Read through the data and report every line in which the word "arrow" occurs.

-*-

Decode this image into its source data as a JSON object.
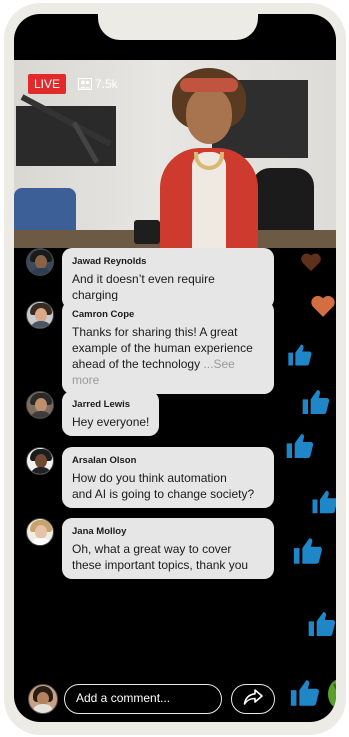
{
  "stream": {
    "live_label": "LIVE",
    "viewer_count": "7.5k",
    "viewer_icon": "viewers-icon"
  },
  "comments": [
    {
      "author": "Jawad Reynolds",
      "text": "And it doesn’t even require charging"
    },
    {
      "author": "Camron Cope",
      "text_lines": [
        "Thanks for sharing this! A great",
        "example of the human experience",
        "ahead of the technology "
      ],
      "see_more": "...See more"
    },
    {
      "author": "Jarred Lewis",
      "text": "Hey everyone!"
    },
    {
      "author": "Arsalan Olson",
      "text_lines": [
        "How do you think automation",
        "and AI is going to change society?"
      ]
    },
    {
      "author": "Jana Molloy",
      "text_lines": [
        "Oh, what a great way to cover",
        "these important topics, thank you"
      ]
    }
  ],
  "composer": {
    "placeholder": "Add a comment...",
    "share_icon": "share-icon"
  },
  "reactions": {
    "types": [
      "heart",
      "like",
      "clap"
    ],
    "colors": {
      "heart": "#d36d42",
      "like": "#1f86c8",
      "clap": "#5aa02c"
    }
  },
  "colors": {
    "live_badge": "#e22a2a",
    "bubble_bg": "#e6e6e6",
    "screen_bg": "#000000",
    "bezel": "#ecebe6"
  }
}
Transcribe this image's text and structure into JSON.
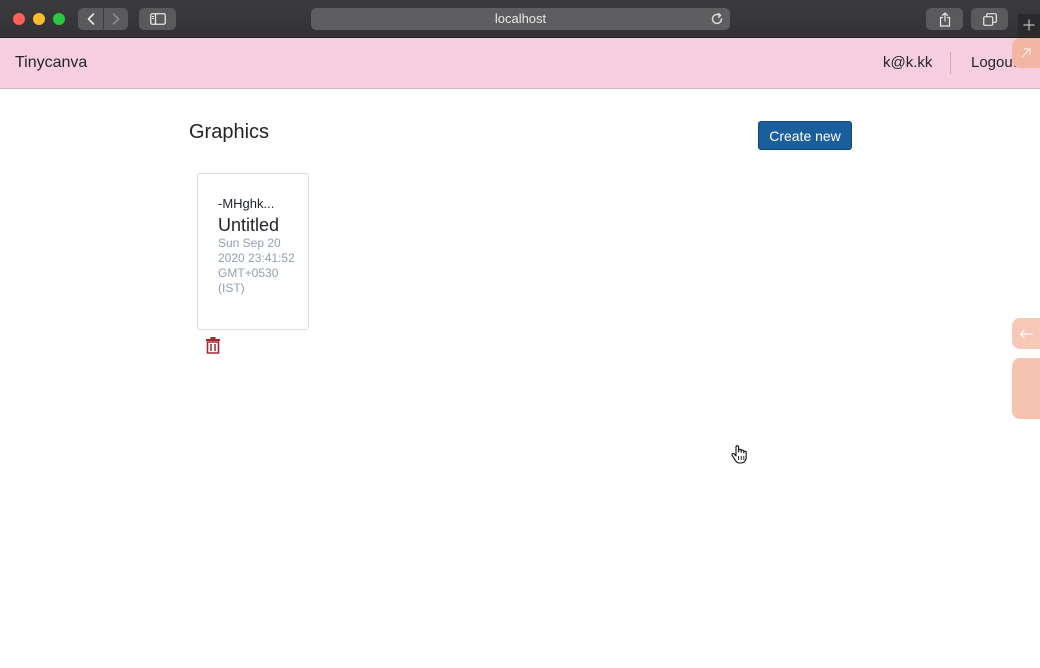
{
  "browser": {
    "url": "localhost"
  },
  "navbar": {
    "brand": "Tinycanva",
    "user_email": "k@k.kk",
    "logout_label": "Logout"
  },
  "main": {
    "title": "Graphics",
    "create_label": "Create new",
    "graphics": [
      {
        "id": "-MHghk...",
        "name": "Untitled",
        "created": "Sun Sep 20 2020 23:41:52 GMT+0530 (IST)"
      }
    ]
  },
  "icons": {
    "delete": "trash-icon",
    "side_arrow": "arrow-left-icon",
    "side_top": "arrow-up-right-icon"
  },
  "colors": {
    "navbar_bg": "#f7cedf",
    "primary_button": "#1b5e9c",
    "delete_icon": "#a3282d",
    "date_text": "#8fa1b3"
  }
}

-*-

- **Response below**
    "side_arrow": "arrow-left-icon",
    "side_top": "arrow-up-right-icon"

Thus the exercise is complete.